##### DATASET EXCERPTS #####

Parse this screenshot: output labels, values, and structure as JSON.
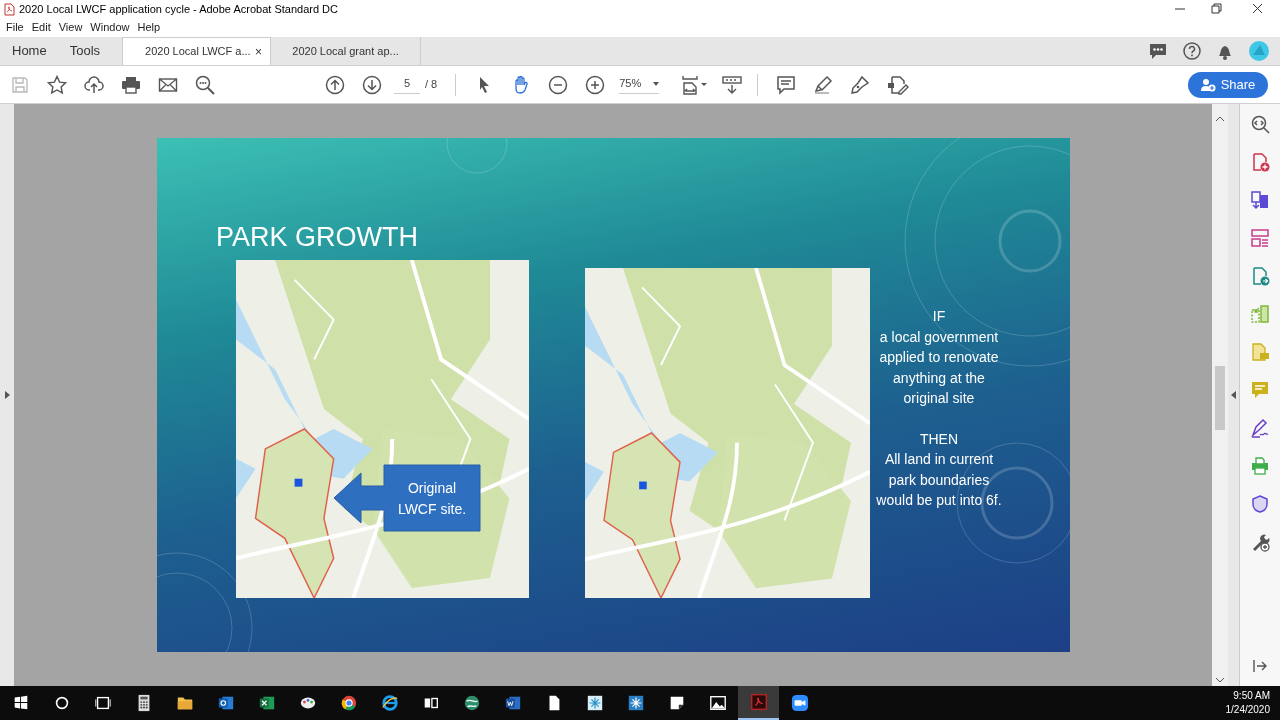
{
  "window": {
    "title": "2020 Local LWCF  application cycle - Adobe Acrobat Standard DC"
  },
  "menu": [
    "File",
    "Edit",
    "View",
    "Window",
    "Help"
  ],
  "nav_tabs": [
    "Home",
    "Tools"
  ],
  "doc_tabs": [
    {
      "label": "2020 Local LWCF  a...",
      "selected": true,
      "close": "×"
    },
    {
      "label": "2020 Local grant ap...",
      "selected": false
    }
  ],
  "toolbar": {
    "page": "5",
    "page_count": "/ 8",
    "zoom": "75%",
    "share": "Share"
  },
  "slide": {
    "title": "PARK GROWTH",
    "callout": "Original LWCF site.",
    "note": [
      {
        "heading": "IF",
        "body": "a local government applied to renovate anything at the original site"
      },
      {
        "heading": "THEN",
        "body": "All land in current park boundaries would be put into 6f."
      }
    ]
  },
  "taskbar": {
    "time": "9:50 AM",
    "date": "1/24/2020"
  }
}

#####
##### DATASET EXCERPTS #####

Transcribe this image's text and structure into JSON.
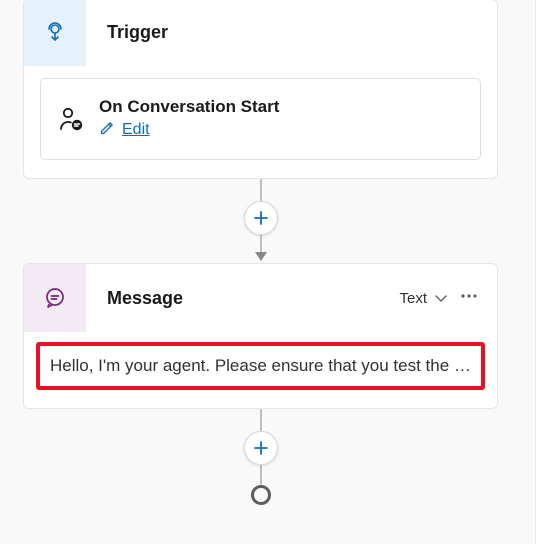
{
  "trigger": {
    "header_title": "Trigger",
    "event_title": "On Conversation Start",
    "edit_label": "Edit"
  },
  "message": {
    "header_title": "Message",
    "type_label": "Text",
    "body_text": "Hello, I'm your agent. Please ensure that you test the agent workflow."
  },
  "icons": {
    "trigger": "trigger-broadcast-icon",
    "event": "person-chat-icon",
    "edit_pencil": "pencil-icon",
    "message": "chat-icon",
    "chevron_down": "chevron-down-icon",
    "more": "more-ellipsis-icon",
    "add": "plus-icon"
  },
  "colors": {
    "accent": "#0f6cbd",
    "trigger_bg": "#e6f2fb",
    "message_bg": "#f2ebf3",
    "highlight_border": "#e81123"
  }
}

#####
##### DATASET EXCERPTS #####

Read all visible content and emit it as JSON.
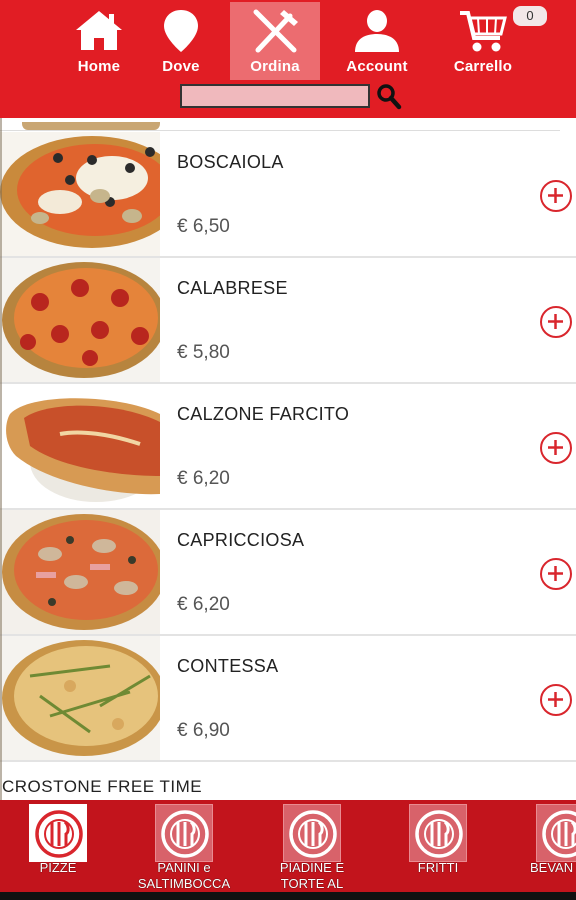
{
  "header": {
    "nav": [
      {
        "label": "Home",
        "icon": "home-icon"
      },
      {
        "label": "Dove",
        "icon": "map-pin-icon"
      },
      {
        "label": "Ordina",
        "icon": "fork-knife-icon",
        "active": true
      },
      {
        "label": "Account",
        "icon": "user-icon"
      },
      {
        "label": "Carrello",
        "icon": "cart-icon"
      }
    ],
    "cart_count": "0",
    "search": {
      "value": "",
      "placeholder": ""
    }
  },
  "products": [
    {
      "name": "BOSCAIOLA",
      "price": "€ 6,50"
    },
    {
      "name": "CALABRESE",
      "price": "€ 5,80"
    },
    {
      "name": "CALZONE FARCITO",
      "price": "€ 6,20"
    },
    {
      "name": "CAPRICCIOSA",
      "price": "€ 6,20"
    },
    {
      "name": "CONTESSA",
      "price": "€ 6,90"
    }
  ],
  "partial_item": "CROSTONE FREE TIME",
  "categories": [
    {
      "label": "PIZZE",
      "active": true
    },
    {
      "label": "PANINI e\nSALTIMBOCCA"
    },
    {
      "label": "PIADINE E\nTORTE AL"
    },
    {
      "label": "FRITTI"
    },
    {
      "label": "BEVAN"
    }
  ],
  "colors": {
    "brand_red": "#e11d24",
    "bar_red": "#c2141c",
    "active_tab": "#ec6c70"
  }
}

#####

▸ **GIVEN REQUEST**: Copy all lines of the material above where the string "site" occurs.

▸ **OUTPUT OF THE TASK**:
    "callout": "Original LWCF site.",
        "body": "a local government applied to renovate anything at the original site"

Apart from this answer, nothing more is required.